> Written exercise:
Scan the records below. List lines holding "chevron".

=======

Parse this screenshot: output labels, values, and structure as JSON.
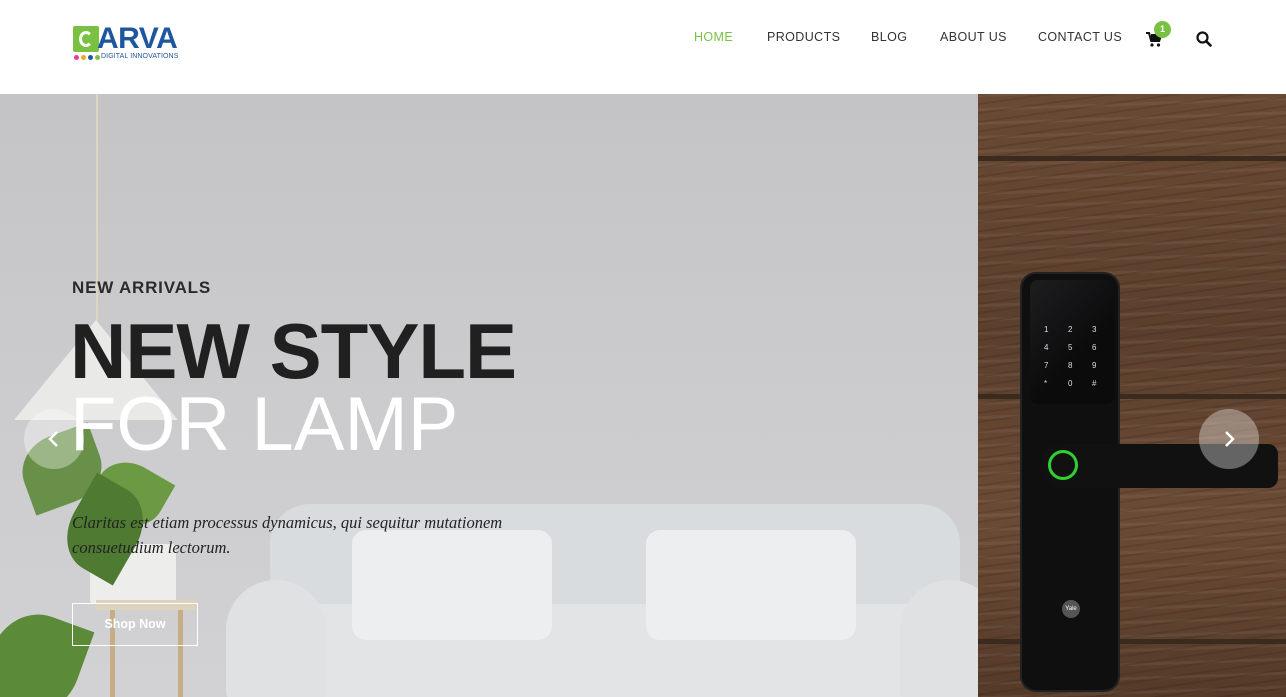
{
  "brand": {
    "name": "ARVA",
    "tagline": "DIGITAL INNOVATIONS",
    "colors": {
      "primary": "#1e56a0",
      "accent": "#7ac143"
    }
  },
  "nav": {
    "items": [
      {
        "label": "HOME",
        "active": true
      },
      {
        "label": "PRODUCTS",
        "active": false
      },
      {
        "label": "BLOG",
        "active": false
      },
      {
        "label": "ABOUT US",
        "active": false
      },
      {
        "label": "CONTACT US",
        "active": false
      }
    ],
    "cart": {
      "icon": "cart-icon",
      "count": "1"
    },
    "search": {
      "icon": "search-icon"
    }
  },
  "hero": {
    "eyebrow": "NEW ARRIVALS",
    "headline_line1": "NEW STYLE",
    "headline_line2": "FOR LAMP",
    "description": "Claritas est etiam processus dynamicus, qui sequitur mutationem consuetudium lectorum.",
    "cta_label": "Shop Now",
    "prev_icon": "chevron-left-icon",
    "next_icon": "chevron-right-icon",
    "lock_keys": [
      "1",
      "2",
      "3",
      "4",
      "5",
      "6",
      "7",
      "8",
      "9",
      "*",
      "0",
      "#"
    ],
    "lock_brand": "Yale"
  }
}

=======

> Exercise answer:
    "prev_icon": "chevron-left-icon",
    "next_icon": "chevron-right-icon",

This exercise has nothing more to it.